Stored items
:::
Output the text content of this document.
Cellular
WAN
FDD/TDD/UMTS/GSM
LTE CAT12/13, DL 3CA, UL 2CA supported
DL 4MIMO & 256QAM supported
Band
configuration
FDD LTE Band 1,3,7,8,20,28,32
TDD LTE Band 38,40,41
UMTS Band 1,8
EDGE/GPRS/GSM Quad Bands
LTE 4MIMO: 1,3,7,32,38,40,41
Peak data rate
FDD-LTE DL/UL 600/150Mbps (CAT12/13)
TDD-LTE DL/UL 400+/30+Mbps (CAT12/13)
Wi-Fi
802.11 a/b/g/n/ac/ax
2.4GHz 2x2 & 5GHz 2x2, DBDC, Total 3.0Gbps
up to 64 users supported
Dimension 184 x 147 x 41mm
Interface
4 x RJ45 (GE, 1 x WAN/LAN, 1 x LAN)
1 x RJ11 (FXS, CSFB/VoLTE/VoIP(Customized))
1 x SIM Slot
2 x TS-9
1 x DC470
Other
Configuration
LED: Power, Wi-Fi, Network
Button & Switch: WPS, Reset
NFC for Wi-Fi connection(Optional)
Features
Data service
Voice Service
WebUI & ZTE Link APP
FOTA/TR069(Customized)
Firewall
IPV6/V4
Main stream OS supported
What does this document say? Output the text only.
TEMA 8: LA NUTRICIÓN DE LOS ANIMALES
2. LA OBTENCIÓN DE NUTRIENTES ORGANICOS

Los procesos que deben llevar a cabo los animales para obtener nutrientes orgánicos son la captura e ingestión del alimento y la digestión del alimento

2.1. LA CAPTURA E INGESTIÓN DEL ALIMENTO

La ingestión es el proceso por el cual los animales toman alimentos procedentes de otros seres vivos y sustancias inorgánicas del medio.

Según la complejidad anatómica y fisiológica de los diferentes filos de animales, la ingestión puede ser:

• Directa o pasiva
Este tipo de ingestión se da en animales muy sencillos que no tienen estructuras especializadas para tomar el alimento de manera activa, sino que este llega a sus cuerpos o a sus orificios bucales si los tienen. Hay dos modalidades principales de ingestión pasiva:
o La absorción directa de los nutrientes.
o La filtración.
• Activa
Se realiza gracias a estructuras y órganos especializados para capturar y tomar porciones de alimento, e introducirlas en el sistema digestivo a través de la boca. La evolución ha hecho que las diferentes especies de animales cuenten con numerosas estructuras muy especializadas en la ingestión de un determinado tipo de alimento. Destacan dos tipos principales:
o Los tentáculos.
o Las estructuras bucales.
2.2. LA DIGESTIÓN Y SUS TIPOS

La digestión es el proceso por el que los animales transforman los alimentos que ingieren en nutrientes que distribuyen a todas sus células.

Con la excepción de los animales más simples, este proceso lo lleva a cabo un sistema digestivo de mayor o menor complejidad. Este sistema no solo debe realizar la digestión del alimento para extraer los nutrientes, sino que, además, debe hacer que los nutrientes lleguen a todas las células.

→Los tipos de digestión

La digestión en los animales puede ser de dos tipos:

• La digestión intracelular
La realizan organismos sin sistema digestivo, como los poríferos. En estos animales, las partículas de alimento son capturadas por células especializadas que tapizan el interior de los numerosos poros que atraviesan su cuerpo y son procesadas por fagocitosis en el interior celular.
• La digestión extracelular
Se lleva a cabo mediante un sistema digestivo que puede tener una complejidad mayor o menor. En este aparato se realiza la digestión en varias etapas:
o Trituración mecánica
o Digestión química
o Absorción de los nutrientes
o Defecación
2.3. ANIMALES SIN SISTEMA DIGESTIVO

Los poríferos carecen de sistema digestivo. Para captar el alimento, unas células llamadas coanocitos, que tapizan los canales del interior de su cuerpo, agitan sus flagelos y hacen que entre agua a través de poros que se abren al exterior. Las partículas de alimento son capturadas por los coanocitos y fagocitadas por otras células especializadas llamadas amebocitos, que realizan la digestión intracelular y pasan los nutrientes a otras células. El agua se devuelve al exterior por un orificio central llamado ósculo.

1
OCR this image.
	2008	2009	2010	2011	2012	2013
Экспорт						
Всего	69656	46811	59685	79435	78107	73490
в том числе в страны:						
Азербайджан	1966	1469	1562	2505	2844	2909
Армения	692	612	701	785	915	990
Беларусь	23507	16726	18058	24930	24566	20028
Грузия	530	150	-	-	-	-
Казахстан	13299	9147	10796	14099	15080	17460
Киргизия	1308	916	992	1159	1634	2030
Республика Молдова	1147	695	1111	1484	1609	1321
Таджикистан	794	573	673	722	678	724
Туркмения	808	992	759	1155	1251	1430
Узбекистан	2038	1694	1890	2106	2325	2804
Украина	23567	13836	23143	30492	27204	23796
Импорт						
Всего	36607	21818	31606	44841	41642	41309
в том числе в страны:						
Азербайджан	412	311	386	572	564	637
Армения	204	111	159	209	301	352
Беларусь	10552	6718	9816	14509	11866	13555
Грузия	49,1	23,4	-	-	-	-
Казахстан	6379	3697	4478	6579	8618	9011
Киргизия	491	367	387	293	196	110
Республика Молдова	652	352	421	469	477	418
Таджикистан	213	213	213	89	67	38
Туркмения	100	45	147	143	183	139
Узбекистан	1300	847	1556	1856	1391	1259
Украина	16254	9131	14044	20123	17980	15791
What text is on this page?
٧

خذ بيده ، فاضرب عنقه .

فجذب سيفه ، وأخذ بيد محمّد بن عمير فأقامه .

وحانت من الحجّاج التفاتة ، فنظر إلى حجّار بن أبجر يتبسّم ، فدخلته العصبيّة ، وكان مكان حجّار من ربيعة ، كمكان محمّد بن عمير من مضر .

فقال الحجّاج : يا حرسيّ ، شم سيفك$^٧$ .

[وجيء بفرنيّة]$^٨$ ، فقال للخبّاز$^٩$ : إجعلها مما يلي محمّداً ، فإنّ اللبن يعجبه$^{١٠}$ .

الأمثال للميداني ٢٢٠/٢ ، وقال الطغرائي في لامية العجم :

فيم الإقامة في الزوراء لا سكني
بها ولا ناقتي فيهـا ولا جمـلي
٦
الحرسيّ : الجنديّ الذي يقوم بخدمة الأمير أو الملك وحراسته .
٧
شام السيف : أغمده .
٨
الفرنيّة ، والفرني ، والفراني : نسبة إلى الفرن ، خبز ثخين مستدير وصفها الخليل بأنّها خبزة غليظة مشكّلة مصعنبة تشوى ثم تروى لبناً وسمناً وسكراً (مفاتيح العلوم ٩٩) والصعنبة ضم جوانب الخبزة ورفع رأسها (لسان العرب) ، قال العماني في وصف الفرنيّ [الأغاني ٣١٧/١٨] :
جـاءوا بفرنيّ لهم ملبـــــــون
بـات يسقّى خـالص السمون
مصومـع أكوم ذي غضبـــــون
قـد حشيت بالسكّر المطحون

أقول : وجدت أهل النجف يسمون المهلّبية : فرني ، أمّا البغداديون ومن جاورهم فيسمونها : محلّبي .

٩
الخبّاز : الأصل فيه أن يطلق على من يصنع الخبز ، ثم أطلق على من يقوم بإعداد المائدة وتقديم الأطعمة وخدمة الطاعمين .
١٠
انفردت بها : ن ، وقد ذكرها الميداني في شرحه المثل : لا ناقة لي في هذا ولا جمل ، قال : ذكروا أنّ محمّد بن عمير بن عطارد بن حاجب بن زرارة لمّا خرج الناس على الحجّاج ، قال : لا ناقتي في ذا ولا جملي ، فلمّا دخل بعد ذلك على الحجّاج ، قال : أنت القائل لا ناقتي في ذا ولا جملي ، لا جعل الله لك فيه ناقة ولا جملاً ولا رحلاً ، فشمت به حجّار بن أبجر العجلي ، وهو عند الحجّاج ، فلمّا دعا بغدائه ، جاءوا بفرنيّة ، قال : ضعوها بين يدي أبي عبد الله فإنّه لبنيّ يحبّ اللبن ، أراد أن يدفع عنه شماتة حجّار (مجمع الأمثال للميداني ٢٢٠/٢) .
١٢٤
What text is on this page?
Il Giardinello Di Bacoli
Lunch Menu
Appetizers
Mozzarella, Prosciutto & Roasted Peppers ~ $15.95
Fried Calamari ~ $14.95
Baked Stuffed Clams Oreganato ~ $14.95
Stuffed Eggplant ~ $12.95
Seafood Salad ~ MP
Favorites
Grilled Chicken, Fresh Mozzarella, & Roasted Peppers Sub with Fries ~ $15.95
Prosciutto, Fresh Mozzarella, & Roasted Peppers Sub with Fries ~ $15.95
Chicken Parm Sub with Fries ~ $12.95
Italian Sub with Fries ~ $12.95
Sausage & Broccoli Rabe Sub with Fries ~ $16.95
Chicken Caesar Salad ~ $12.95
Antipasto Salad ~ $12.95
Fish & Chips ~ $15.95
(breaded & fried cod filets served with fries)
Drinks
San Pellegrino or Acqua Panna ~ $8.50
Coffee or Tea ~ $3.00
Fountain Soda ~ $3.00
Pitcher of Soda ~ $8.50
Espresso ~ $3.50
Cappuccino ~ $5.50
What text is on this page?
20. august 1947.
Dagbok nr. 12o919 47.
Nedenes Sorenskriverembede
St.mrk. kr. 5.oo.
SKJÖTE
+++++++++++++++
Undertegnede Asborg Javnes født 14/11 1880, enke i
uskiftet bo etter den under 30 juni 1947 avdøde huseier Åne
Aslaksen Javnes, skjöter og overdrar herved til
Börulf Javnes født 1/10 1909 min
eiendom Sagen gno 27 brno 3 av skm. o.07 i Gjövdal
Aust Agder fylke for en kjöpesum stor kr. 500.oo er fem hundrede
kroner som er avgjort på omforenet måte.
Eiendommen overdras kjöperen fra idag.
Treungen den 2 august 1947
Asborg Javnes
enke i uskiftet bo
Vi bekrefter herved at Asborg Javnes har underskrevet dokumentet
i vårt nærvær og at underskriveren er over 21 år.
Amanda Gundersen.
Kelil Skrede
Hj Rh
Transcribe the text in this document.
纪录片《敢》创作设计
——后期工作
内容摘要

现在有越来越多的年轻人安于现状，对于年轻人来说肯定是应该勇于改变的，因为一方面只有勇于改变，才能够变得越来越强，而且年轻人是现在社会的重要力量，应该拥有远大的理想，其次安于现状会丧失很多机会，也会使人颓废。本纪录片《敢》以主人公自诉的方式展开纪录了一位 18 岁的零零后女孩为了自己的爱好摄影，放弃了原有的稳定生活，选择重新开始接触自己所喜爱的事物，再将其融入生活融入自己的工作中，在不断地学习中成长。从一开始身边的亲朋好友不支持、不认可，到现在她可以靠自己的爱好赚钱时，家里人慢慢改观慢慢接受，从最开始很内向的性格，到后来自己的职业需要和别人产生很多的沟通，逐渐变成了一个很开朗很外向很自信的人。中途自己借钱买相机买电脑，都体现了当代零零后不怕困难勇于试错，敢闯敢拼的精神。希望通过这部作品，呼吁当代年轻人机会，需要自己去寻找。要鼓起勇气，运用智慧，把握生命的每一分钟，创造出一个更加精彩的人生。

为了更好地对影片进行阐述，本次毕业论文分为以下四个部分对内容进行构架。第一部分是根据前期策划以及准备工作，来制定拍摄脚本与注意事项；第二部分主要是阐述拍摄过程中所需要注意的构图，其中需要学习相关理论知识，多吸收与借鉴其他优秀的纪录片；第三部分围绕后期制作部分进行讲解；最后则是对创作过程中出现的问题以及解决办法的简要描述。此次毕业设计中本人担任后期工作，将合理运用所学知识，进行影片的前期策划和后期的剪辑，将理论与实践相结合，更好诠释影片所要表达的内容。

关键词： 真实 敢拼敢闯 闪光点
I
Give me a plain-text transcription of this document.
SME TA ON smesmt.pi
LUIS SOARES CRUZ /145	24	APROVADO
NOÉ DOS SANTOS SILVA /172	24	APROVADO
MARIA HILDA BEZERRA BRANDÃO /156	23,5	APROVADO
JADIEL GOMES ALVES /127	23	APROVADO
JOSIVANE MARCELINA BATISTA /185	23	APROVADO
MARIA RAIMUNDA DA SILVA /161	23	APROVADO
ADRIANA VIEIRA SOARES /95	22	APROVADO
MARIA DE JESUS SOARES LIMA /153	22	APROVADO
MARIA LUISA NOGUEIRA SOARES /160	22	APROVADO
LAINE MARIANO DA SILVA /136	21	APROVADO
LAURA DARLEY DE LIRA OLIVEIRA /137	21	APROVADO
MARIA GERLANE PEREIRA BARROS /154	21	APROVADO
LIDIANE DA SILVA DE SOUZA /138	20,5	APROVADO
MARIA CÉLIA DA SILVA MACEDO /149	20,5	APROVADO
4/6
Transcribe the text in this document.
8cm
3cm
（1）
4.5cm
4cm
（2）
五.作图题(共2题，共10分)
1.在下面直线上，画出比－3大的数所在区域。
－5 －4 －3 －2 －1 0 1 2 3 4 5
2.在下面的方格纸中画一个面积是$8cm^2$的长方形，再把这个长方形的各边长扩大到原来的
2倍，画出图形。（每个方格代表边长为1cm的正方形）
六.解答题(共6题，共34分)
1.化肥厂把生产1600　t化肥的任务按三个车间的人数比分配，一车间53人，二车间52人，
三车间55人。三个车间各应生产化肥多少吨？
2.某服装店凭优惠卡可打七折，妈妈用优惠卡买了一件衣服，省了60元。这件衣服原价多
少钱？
:::
| The task |
Of all the lines in the listing above, how many contain the word "intracelular"? Answer with the number alone.

| Written response |
2